### [WORK TO BE COMPLETED]
Copy the data precisely, character for character, and leave out every picture.

-- start --

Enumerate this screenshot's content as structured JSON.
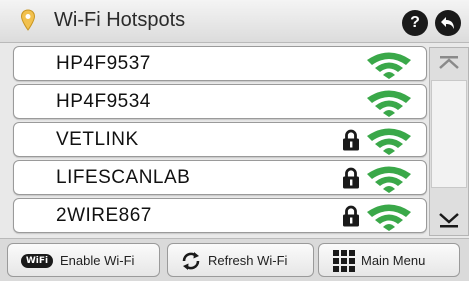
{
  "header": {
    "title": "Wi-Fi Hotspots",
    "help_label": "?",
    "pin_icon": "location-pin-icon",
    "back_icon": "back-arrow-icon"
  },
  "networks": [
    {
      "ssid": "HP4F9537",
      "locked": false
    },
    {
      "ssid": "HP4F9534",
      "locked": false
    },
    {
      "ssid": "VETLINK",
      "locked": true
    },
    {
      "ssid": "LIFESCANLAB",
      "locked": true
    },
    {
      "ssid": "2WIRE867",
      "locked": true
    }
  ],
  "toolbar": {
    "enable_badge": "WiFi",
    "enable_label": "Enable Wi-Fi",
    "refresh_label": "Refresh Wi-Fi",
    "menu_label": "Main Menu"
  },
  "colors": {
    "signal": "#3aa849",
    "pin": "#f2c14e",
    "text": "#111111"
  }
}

-- end --

### [EXERCISE OUTPUT]
Enumerate this screenshot's content as structured JSON.
{
  "header": {
    "title": "Wi-Fi Hotspots",
    "help_label": "?",
    "pin_icon": "location-pin-icon",
    "back_icon": "back-arrow-icon"
  },
  "networks": [
    {
      "ssid": "HP4F9537",
      "locked": false
    },
    {
      "ssid": "HP4F9534",
      "locked": false
    },
    {
      "ssid": "VETLINK",
      "locked": true
    },
    {
      "ssid": "LIFESCANLAB",
      "locked": true
    },
    {
      "ssid": "2WIRE867",
      "locked": true
    }
  ],
  "toolbar": {
    "enable_badge": "WiFi",
    "enable_label": "Enable Wi-Fi",
    "refresh_label": "Refresh Wi-Fi",
    "menu_label": "Main Menu"
  },
  "colors": {
    "signal": "#3aa849",
    "pin": "#f2c14e",
    "text": "#111111"
  }
}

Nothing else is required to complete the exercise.